### What is required
Find each line with the string "icon" and report it.

### Material provided
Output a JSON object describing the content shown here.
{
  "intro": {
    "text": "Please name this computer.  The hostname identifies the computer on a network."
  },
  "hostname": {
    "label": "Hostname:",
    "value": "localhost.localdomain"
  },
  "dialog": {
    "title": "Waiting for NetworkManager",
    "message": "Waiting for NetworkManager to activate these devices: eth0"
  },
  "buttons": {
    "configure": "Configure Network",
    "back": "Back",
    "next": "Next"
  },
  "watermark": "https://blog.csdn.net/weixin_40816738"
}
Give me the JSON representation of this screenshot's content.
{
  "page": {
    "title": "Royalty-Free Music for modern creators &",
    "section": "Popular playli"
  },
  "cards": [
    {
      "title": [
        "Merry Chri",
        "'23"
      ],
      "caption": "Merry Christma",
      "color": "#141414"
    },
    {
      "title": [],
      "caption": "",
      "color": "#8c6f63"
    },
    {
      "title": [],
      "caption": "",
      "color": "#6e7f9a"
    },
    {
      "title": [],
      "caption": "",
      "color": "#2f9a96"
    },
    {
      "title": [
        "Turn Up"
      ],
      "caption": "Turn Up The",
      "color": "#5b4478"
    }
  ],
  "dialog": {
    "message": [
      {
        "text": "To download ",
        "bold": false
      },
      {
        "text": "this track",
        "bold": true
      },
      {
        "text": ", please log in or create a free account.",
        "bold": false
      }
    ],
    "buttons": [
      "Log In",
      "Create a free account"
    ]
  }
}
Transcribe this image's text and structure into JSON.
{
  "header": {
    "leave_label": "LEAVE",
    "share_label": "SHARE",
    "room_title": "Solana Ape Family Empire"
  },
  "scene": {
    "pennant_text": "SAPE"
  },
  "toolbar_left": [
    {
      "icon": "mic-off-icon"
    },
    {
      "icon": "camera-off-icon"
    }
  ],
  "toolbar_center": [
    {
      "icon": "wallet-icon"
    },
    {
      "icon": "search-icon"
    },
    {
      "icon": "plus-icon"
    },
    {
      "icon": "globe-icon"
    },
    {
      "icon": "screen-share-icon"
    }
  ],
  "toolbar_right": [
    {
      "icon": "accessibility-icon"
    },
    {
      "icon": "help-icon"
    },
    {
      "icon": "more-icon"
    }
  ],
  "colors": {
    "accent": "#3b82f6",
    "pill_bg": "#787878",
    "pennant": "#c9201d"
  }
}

### The reply
      "icon": "mic-off-icon"
      "icon": "camera-off-icon"
      "icon": "wallet-icon"
      "icon": "search-icon"
      "icon": "plus-icon"
      "icon": "globe-icon"
      "icon": "screen-share-icon"
      "icon": "accessibility-icon"
      "icon": "help-icon"
      "icon": "more-icon"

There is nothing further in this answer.